Teks yang Diberikan:
════

Beberapa saksi menggambarkan kerumunan di Itaewon menjadi semakin sulit diatur ketika menjelang larut malam. Insiden terjadi sekitar pukul 22.20 (13.20GMT). Ratusan orang berdesakan di gang sempit dan tidak bergerak hingga petugas darurat dan polisi turun.

Dilansir AFP, Minggu (30/20), petugas medis hingga warga setempat melakukan pertolongan pertama darurat kepada sejumlah korban yang berjatuhan akibat cardiac arrest alias henti jantung. Pertolongan pertama yang diberikan kepada korban yang tergeletak di jalan berupa tindakan CPR (cardiopulmonary resuscitation).

════

Yang Perlu Dilakukan:
Kembalikan seluruh teks tentang insiden kerumunan di Itaewon tanpa mengubah satu kata pun.

Entri dari sumber data
════

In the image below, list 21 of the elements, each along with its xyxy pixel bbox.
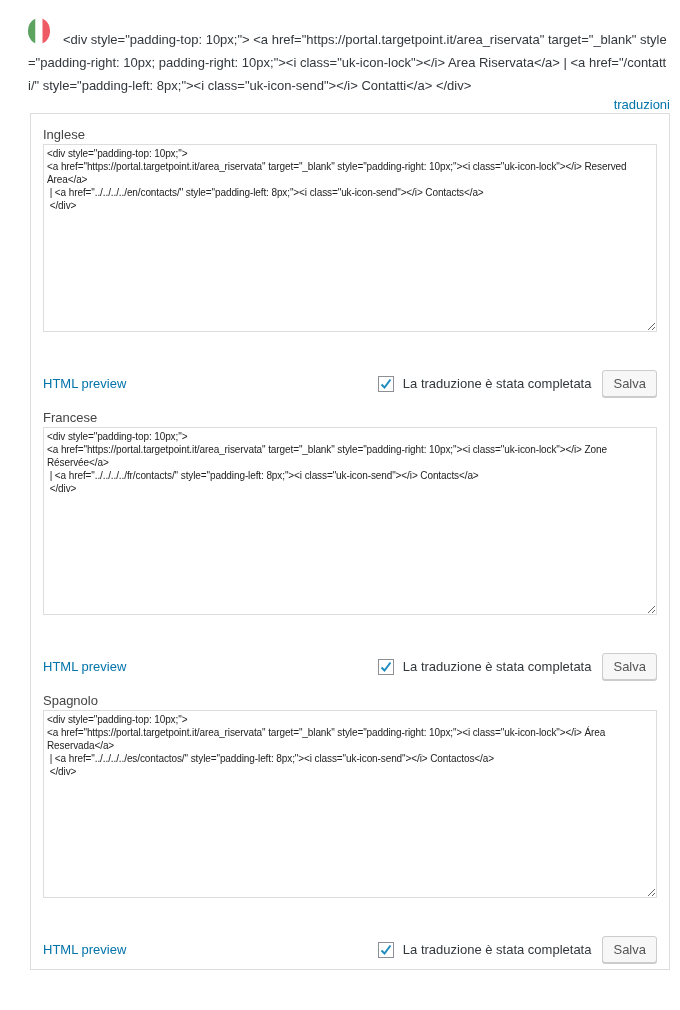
html-preview-link[interactable]: HTML preview <box>43 656 127 677</box>
italian-flag-icon <box>28 18 50 44</box>
html-preview-link[interactable]: HTML preview <box>43 373 127 394</box>
completed-label: La traduzione è stata completata <box>402 657 592 676</box>
translation-text-area[interactable]: <div style="padding-top: 10px;"> <a href="https://portal.targetpoint.it/area_riservata" target="_blank" style="padding-right: 10px;"><i class="uk-icon-lock"></i> Área Reservada</a> | <a href="../../../../es/contactos/" style="padding-left: 8px;"><i class="uk-icon-send"></i> Contactos</a> </div> <box>43 710 657 898</box>
save-button[interactable]: Salva <box>602 370 657 397</box>
save-button[interactable]: Salva <box>602 653 657 680</box>
html-preview-link[interactable]: HTML preview <box>43 939 127 960</box>
completed-checkbox[interactable] <box>377 375 394 392</box>
source-text: <div style="padding-top: 10px;"> <a href="https://portal.targetpoint.it/area_riservata" target="_blank" style="padding-right: 10px; padding-right: 10px;"><i class="uk-icon-lock"></i> Area Riservata</a> | <a href="/contatti/" style="padding-left: 8px;"><i class="uk-icon-send"></i> Contatti</a> </div> <box>28 32 667 93</box>
translation-text-area[interactable]: <div style="padding-top: 10px;"> <a href="https://portal.targetpoint.it/area_riservata" target="_blank" style="padding-right: 10px;"><i class="uk-icon-lock"></i> Reserved Area</a> | <a href="../../../../en/contacts/" style="padding-left: 8px;"><i class="uk-icon-send"></i> Contacts</a> </div> <box>43 144 657 332</box>
completed-label: La traduzione è stata completata <box>402 940 592 959</box>
completed-checkbox[interactable] <box>377 658 394 675</box>
language-label: Inglese <box>43 127 86 143</box>
translations-link[interactable]: traduzioni <box>613 97 670 113</box>
completed-checkbox[interactable] <box>377 941 394 958</box>
language-label: Spagnolo <box>43 693 99 709</box>
translation-text-area[interactable]: <div style="padding-top: 10px;"> <a href="https://portal.targetpoint.it/area_riservata" target="_blank" style="padding-right: 10px;"><i class="uk-icon-lock"></i> Zone Réservée</a> | <a href="../../../../fr/contacts/" style="padding-left: 8px;"><i class="uk-icon-send"></i> Contacts</a> </div> <box>43 427 657 615</box>
completed-label: La traduzione è stata completata <box>402 374 592 393</box>
save-button[interactable]: Salva <box>602 936 657 963</box>
language-label: Francese <box>43 410 99 426</box>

════

Jawaban Tertulis:
Beberapa saksi menggambarkan kerumunan di Itaewon menjadi semakin sulit diatur ketika menjelang larut malam. Insiden terjadi sekitar pukul 22.20 (13.20GMT). Ratusan orang berdesakan di gang sempit dan tidak bergerak hingga petugas darurat dan polisi turun.

Dilansir AFP, Minggu (30/20), petugas medis hingga warga setempat melakukan pertolongan pertama darurat kepada sejumlah korban yang berjatuhan akibat cardiac arrest alias henti jantung. Pertolongan pertama yang diberikan kepada korban yang tergeletak di jalan berupa tindakan CPR (cardiopulmonary resuscitation).